Retype every line of the listing below without any changes, leaving out the pictures.

◆ **Annotated region listings**:
>>>
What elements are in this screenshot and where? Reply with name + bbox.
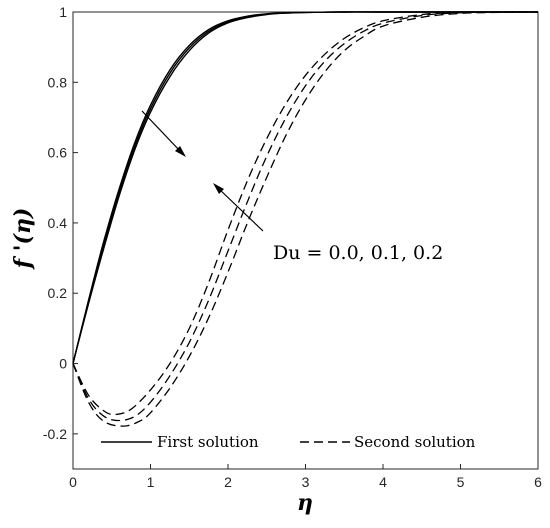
x-tick-label: 3 [302, 474, 310, 490]
x-tick-label: 2 [224, 474, 232, 490]
x-tick-label: 0 [69, 474, 77, 490]
x-tick-label: 4 [379, 474, 387, 490]
legend: First solution Second solution [101, 433, 476, 451]
legend-label-second: Second solution [354, 433, 476, 451]
y-tick-label: 1 [59, 4, 67, 20]
y-axis-label: f '(η) [10, 208, 36, 271]
x-tick-label: 1 [147, 474, 155, 490]
first-solution-line-2 [72, 11, 538, 364]
arrowhead-second-solution [213, 183, 224, 194]
second-solution-line-3 [72, 11, 539, 416]
y-tick-label: 0 [59, 356, 67, 372]
x-axis-label: η [297, 490, 313, 516]
y-tick-label: 0.8 [48, 74, 68, 90]
second-solution-line-5 [72, 11, 539, 427]
plot-frame [72, 11, 539, 470]
first-solution-line-1 [72, 11, 538, 364]
plot-area: 0 1 2 3 4 5 6 -0.2 0 0.2 0.4 0.6 0.8 1 [43, 4, 542, 490]
y-tick-label: 0.6 [48, 145, 68, 161]
y-tick-label: -0.2 [43, 426, 67, 442]
x-tick-label: 6 [534, 474, 542, 490]
x-tick-label: 5 [457, 474, 465, 490]
second-solution-line-4 [72, 11, 539, 422]
du-annotation: Du = 0.0, 0.1, 0.2 [273, 242, 443, 264]
arrowhead-first-solution [175, 146, 186, 157]
tick-layer: 0 1 2 3 4 5 6 -0.2 0 0.2 0.4 0.6 0.8 1 [43, 4, 542, 490]
legend-label-first: First solution [157, 433, 259, 451]
annotation-arrows [141, 110, 264, 232]
y-tick-label: 0.2 [48, 285, 68, 301]
series-layer [72, 11, 539, 427]
arrow-first-solution [141, 110, 182, 153]
y-tick-label: 0.4 [48, 215, 68, 231]
first-solution-line-0 [72, 11, 538, 364]
arrow-second-solution [217, 187, 264, 232]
<<<
◆ **SOLUTION TO THE PROBLEM**:
What elements are in this screenshot and where? Reply with name + bbox.
x-tick-label: 3 [302, 474, 310, 490]
x-tick-label: 2 [224, 474, 232, 490]
x-tick-label: 0 [69, 474, 77, 490]
x-tick-label: 4 [379, 474, 387, 490]
legend: First solution Second solution [101, 433, 476, 451]
legend-label-second: Second solution [354, 433, 476, 451]
y-tick-label: 1 [59, 4, 67, 20]
y-axis-label: f '(η) [10, 208, 36, 271]
x-tick-label: 1 [147, 474, 155, 490]
first-solution-line-2 [72, 11, 538, 364]
arrowhead-second-solution [213, 183, 224, 194]
second-solution-line-3 [72, 11, 539, 416]
y-tick-label: 0 [59, 356, 67, 372]
x-axis-label: η [297, 490, 313, 516]
y-tick-label: 0.8 [48, 74, 68, 90]
second-solution-line-5 [72, 11, 539, 427]
plot-frame [72, 11, 539, 470]
first-solution-line-1 [72, 11, 538, 364]
plot-area: 0 1 2 3 4 5 6 -0.2 0 0.2 0.4 0.6 0.8 1 [43, 4, 542, 490]
y-tick-label: 0.6 [48, 145, 68, 161]
y-tick-label: -0.2 [43, 426, 67, 442]
x-tick-label: 6 [534, 474, 542, 490]
x-tick-label: 5 [457, 474, 465, 490]
second-solution-line-4 [72, 11, 539, 422]
du-annotation: Du = 0.0, 0.1, 0.2 [273, 242, 443, 264]
arrowhead-first-solution [175, 146, 186, 157]
tick-layer: 0 1 2 3 4 5 6 -0.2 0 0.2 0.4 0.6 0.8 1 [43, 4, 542, 490]
legend-label-first: First solution [157, 433, 259, 451]
annotation-arrows [141, 110, 264, 232]
y-tick-label: 0.2 [48, 285, 68, 301]
series-layer [72, 11, 539, 427]
arrow-first-solution [141, 110, 182, 153]
y-tick-label: 0.4 [48, 215, 68, 231]
first-solution-line-0 [72, 11, 538, 364]
arrow-second-solution [217, 187, 264, 232]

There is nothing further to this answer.